● STATED TASK:
Return the listing below unchanged, minus its pictures.

● DATA TO USE:
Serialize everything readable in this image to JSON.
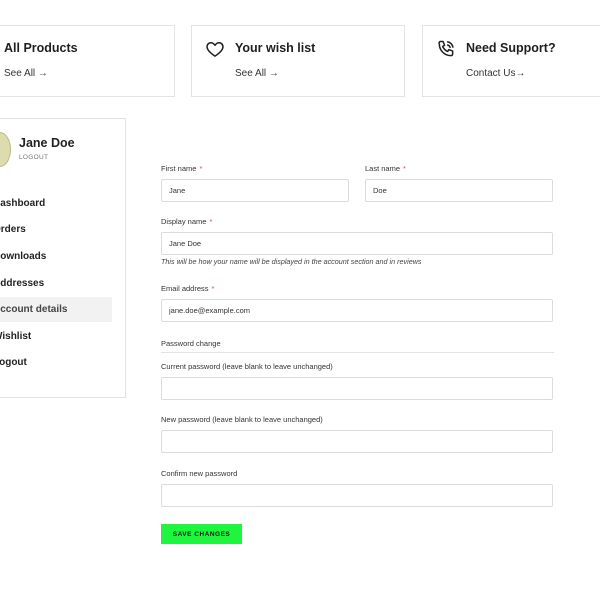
{
  "cards": [
    {
      "title": "All Products",
      "link": "See All →",
      "icon": "none"
    },
    {
      "title": "Your wish list",
      "link": "See All →",
      "icon": "heart-icon"
    },
    {
      "title": "Need Support?",
      "link": "Contact Us→",
      "icon": "phone-icon"
    }
  ],
  "user": {
    "name": "Jane Doe",
    "logout_label": "LOGOUT"
  },
  "nav": {
    "items": [
      {
        "label": "Dashboard"
      },
      {
        "label": "Orders"
      },
      {
        "label": "Downloads"
      },
      {
        "label": "Addresses"
      },
      {
        "label": "Account details",
        "active": true
      },
      {
        "label": "Wishlist"
      },
      {
        "label": "Logout"
      }
    ]
  },
  "form": {
    "first_name": {
      "label": "First name",
      "value": "Jane"
    },
    "last_name": {
      "label": "Last name",
      "value": "Doe"
    },
    "display_name": {
      "label": "Display name",
      "value": "Jane Doe",
      "hint": "This will be how your name will be displayed in the account section and in reviews"
    },
    "email": {
      "label": "Email address",
      "value": "jane.doe@example.com"
    },
    "required_mark": "*",
    "password_section": "Password change",
    "current_password": {
      "label": "Current password (leave blank to leave unchanged)",
      "value": ""
    },
    "new_password": {
      "label": "New password (leave blank to leave unchanged)",
      "value": ""
    },
    "confirm_password": {
      "label": "Confirm new password",
      "value": ""
    },
    "save_label": "SAVE CHANGES"
  },
  "colors": {
    "accent": "#1ff53e",
    "required": "#e04545",
    "border": "#dcdcdc"
  }
}
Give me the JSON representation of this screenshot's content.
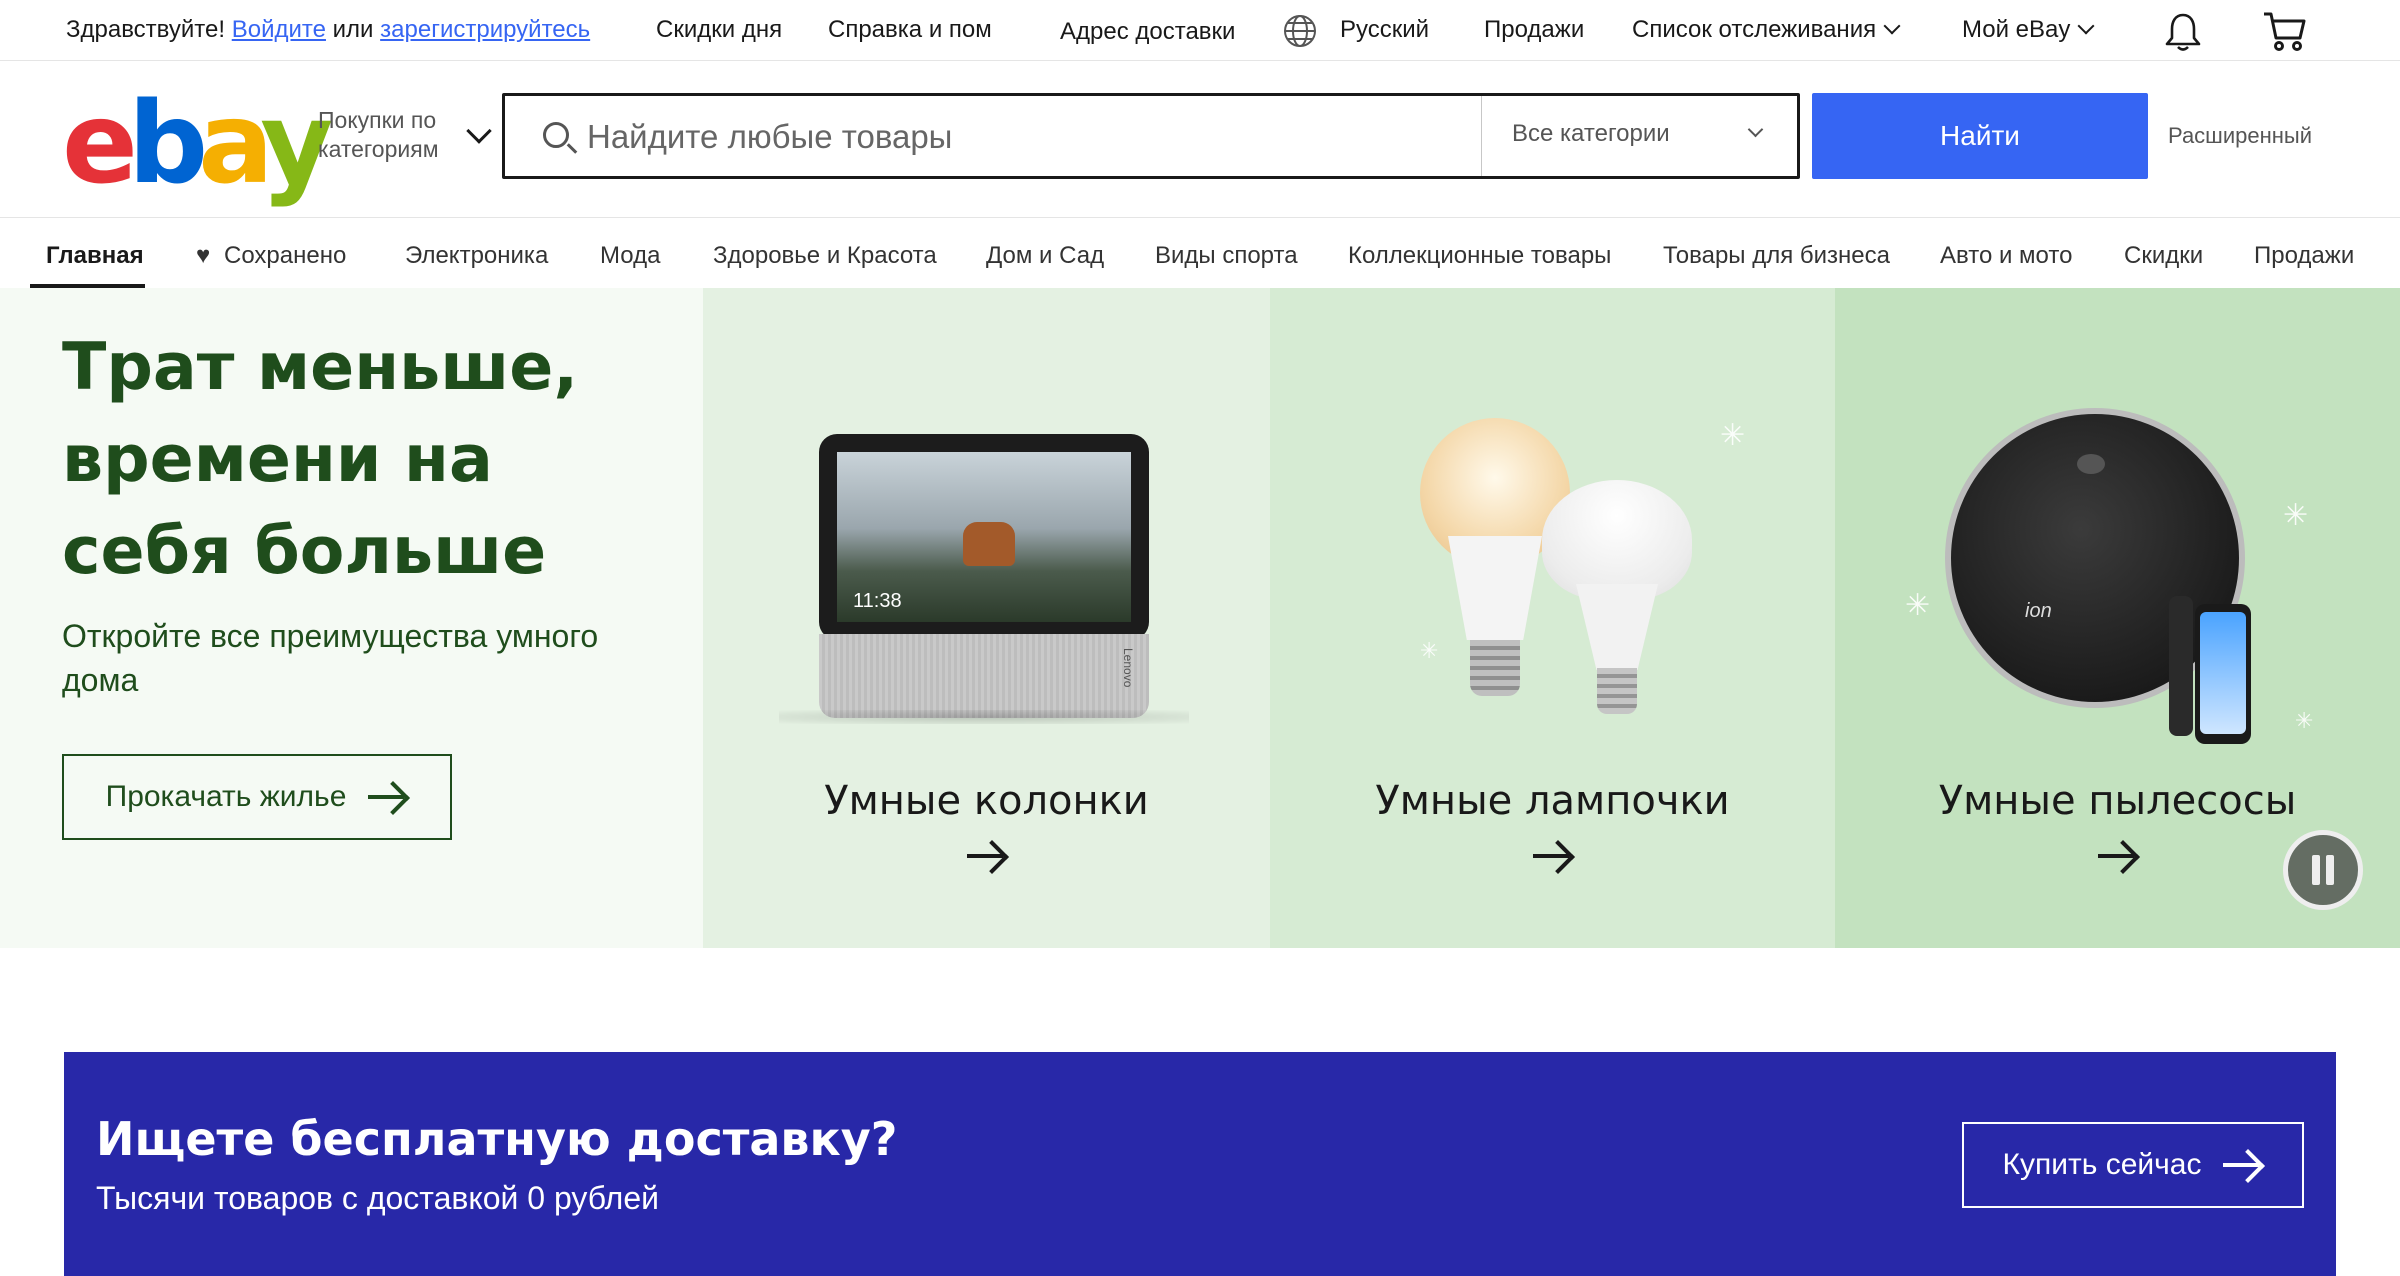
{
  "topbar": {
    "greeting": "Здравствуйте!",
    "signin_label": "Войдите",
    "or_label": "или",
    "register_label": "зарегистрируйтесь",
    "daily_deals": "Скидки дня",
    "help": "Справка и пом",
    "ship_to": "Адрес доставки",
    "language": "Русский",
    "sell": "Продажи",
    "watchlist": "Список отслеживания",
    "my_ebay": "Мой eBay"
  },
  "header": {
    "logo_letters": [
      "e",
      "b",
      "a",
      "y"
    ],
    "shop_by_category": "Покупки по категориям",
    "search_placeholder": "Найдите любые товары",
    "category_selected": "Все категории",
    "search_button": "Найти",
    "advanced": "Расширенный"
  },
  "nav": {
    "items": [
      {
        "label": "Главная",
        "active": true
      },
      {
        "label": "Сохранено"
      },
      {
        "label": "Электроника"
      },
      {
        "label": "Мода"
      },
      {
        "label": "Здоровье и Красота"
      },
      {
        "label": "Дом и Сад"
      },
      {
        "label": "Виды спорта"
      },
      {
        "label": "Коллекционные товары"
      },
      {
        "label": "Товары для бизнеса"
      },
      {
        "label": "Авто и мото"
      },
      {
        "label": "Скидки"
      },
      {
        "label": "Продажи"
      }
    ]
  },
  "hero": {
    "title": "Трат меньше, времени на себя больше",
    "subtitle": "Откройте все преимущества умного дома",
    "cta": "Прокачать жилье",
    "speaker_clock": "11:38",
    "speaker_brand": "Lenovo",
    "vacuum_brand": "ion",
    "panels": [
      {
        "label": "Умные колонки"
      },
      {
        "label": "Умные лампочки"
      },
      {
        "label": "Умные пылесосы"
      }
    ]
  },
  "promo": {
    "title": "Ищете бесплатную доставку?",
    "subtitle": "Тысячи товаров с доставкой 0 рублей",
    "cta": "Купить сейчас"
  },
  "colors": {
    "accent": "#3665f3",
    "hero_text": "#1f4d1c",
    "promo_bg": "#2828a8"
  },
  "icons": [
    "search-icon",
    "globe-icon",
    "bell-icon",
    "cart-icon",
    "heart-icon",
    "arrow-right-icon",
    "pause-icon",
    "chevron-down-icon"
  ]
}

● EXERCISE RESULT:
Serialize everything readable in this image to JSON.
{
  "cards": [
    {
      "title": "All Products",
      "link": "See All →",
      "icon": "none"
    },
    {
      "title": "Your wish list",
      "link": "See All →",
      "icon": "heart-icon"
    },
    {
      "title": "Need Support?",
      "link": "Contact Us→",
      "icon": "phone-icon"
    }
  ],
  "user": {
    "name": "Jane Doe",
    "logout_label": "LOGOUT"
  },
  "nav": {
    "items": [
      {
        "label": "Dashboard"
      },
      {
        "label": "Orders"
      },
      {
        "label": "Downloads"
      },
      {
        "label": "Addresses"
      },
      {
        "label": "Account details",
        "active": true
      },
      {
        "label": "Wishlist"
      },
      {
        "label": "Logout"
      }
    ]
  },
  "form": {
    "first_name": {
      "label": "First name",
      "value": "Jane"
    },
    "last_name": {
      "label": "Last name",
      "value": "Doe"
    },
    "display_name": {
      "label": "Display name",
      "value": "Jane Doe",
      "hint": "This will be how your name will be displayed in the account section and in reviews"
    },
    "email": {
      "label": "Email address",
      "value": "jane.doe@example.com"
    },
    "required_mark": "*",
    "password_section": "Password change",
    "current_password": {
      "label": "Current password (leave blank to leave unchanged)",
      "value": ""
    },
    "new_password": {
      "label": "New password (leave blank to leave unchanged)",
      "value": ""
    },
    "confirm_password": {
      "label": "Confirm new password",
      "value": ""
    },
    "save_label": "SAVE CHANGES"
  },
  "colors": {
    "accent": "#1ff53e",
    "required": "#e04545",
    "border": "#dcdcdc"
  }
}
Give me the JSON representation of this screenshot's content.
{
  "topbar": {
    "greeting": "Здравствуйте!",
    "signin_label": "Войдите",
    "or_label": "или",
    "register_label": "зарегистрируйтесь",
    "daily_deals": "Скидки дня",
    "help": "Справка и пом",
    "ship_to": "Адрес доставки",
    "language": "Русский",
    "sell": "Продажи",
    "watchlist": "Список отслеживания",
    "my_ebay": "Мой eBay"
  },
  "header": {
    "logo_letters": [
      "e",
      "b",
      "a",
      "y"
    ],
    "shop_by_category": "Покупки по категориям",
    "search_placeholder": "Найдите любые товары",
    "category_selected": "Все категории",
    "search_button": "Найти",
    "advanced": "Расширенный"
  },
  "nav": {
    "items": [
      {
        "label": "Главная",
        "active": true
      },
      {
        "label": "Сохранено"
      },
      {
        "label": "Электроника"
      },
      {
        "label": "Мода"
      },
      {
        "label": "Здоровье и Красота"
      },
      {
        "label": "Дом и Сад"
      },
      {
        "label": "Виды спорта"
      },
      {
        "label": "Коллекционные товары"
      },
      {
        "label": "Товары для бизнеса"
      },
      {
        "label": "Авто и мото"
      },
      {
        "label": "Скидки"
      },
      {
        "label": "Продажи"
      }
    ]
  },
  "hero": {
    "title": "Трат меньше, времени на себя больше",
    "subtitle": "Откройте все преимущества умного дома",
    "cta": "Прокачать жилье",
    "speaker_clock": "11:38",
    "speaker_brand": "Lenovo",
    "vacuum_brand": "ion",
    "panels": [
      {
        "label": "Умные колонки"
      },
      {
        "label": "Умные лампочки"
      },
      {
        "label": "Умные пылесосы"
      }
    ]
  },
  "promo": {
    "title": "Ищете бесплатную доставку?",
    "subtitle": "Тысячи товаров с доставкой 0 рублей",
    "cta": "Купить сейчас"
  },
  "colors": {
    "accent": "#3665f3",
    "hero_text": "#1f4d1c",
    "promo_bg": "#2828a8"
  },
  "icons": [
    "search-icon",
    "globe-icon",
    "bell-icon",
    "cart-icon",
    "heart-icon",
    "arrow-right-icon",
    "pause-icon",
    "chevron-down-icon"
  ]
}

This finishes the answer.